* [The task] In the entries below, find every line with "yang" and copy it.

* [Data provided]
◆ ◆ ◆

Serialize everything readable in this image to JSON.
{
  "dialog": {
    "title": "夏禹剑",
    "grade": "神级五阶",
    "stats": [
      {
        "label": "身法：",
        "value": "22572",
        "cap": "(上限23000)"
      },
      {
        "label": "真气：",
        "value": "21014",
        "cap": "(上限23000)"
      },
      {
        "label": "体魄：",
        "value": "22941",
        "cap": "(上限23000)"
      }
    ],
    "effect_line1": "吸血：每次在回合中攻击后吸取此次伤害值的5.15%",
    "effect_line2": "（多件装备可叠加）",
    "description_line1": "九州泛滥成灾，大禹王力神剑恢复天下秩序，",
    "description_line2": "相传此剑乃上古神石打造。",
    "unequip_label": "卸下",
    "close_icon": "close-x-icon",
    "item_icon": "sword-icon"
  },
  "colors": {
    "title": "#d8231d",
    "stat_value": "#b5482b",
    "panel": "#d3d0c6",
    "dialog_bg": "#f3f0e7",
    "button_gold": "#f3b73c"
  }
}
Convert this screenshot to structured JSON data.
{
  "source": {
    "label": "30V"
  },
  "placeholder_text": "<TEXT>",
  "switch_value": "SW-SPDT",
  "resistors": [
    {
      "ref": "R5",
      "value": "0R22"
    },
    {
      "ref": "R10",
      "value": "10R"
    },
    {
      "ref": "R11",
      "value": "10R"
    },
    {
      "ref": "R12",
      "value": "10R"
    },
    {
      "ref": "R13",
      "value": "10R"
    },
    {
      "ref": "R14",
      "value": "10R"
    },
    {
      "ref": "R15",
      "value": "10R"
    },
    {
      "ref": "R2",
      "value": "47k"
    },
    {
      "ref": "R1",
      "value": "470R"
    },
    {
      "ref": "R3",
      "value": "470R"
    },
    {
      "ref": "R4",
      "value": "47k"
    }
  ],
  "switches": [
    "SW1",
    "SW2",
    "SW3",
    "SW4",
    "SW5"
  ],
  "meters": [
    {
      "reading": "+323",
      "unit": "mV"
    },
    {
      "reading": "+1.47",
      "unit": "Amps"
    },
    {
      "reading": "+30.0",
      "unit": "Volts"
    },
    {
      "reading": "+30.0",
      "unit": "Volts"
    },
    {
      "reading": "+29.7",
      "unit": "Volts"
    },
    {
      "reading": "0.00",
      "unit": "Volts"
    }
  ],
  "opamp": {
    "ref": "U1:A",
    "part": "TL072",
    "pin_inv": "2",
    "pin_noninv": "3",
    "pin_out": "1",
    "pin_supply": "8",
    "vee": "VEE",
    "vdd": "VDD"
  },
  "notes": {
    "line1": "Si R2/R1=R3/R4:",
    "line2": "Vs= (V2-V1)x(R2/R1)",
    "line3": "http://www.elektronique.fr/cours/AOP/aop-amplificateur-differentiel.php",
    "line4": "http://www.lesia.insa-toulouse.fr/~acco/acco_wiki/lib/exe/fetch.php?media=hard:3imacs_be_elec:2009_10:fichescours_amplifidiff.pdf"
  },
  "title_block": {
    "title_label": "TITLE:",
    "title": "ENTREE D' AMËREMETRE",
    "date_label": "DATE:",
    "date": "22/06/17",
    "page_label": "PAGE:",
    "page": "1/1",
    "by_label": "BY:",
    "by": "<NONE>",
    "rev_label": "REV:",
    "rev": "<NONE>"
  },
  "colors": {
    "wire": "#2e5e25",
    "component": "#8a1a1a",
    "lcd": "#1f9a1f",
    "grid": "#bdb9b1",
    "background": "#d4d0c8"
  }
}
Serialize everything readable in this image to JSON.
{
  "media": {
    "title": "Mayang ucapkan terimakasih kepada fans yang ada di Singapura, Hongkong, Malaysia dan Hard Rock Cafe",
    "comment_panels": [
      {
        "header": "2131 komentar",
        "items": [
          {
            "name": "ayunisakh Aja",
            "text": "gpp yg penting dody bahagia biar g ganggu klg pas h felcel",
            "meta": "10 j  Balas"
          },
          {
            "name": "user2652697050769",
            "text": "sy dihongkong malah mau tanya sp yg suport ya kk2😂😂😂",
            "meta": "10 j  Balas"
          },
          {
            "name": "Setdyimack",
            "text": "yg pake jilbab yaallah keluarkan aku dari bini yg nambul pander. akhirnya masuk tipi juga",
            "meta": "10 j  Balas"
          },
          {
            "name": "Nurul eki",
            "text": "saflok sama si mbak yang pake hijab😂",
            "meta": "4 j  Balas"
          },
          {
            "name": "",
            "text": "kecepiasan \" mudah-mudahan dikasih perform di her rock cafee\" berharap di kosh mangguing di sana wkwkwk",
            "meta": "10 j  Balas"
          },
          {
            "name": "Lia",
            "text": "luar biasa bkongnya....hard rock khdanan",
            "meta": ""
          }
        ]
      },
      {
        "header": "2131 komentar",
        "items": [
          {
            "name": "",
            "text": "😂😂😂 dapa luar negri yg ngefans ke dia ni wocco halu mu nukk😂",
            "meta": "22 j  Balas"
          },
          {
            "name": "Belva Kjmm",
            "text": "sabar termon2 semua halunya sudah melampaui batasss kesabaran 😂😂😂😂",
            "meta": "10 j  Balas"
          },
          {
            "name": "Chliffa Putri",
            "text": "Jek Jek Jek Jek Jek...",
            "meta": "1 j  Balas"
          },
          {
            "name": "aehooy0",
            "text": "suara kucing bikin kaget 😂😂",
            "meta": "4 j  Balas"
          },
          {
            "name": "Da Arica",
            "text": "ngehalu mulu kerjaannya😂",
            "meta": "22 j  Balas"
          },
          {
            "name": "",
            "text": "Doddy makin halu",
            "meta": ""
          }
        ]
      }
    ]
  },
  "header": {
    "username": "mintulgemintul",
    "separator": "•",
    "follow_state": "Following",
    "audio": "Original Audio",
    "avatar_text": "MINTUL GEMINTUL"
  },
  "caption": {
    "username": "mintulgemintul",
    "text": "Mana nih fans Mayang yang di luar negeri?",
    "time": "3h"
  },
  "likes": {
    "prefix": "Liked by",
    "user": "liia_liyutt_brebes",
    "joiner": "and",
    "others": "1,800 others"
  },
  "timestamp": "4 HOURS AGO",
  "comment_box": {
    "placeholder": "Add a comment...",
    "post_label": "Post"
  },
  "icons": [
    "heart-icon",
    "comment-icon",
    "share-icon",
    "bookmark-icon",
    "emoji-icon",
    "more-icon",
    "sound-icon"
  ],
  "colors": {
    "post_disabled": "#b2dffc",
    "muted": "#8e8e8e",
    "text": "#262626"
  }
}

◆ ◆ ◆

* [Answer for the task]
    "title": "Mayang ucapkan terimakasih kepada fans yang ada di Singapura, Hongkong, Malaysia dan Hard Rock Cafe",
            "text": "saflok sama si mbak yang pake hijab😂",
    "text": "Mana nih fans Mayang yang di luar negeri?",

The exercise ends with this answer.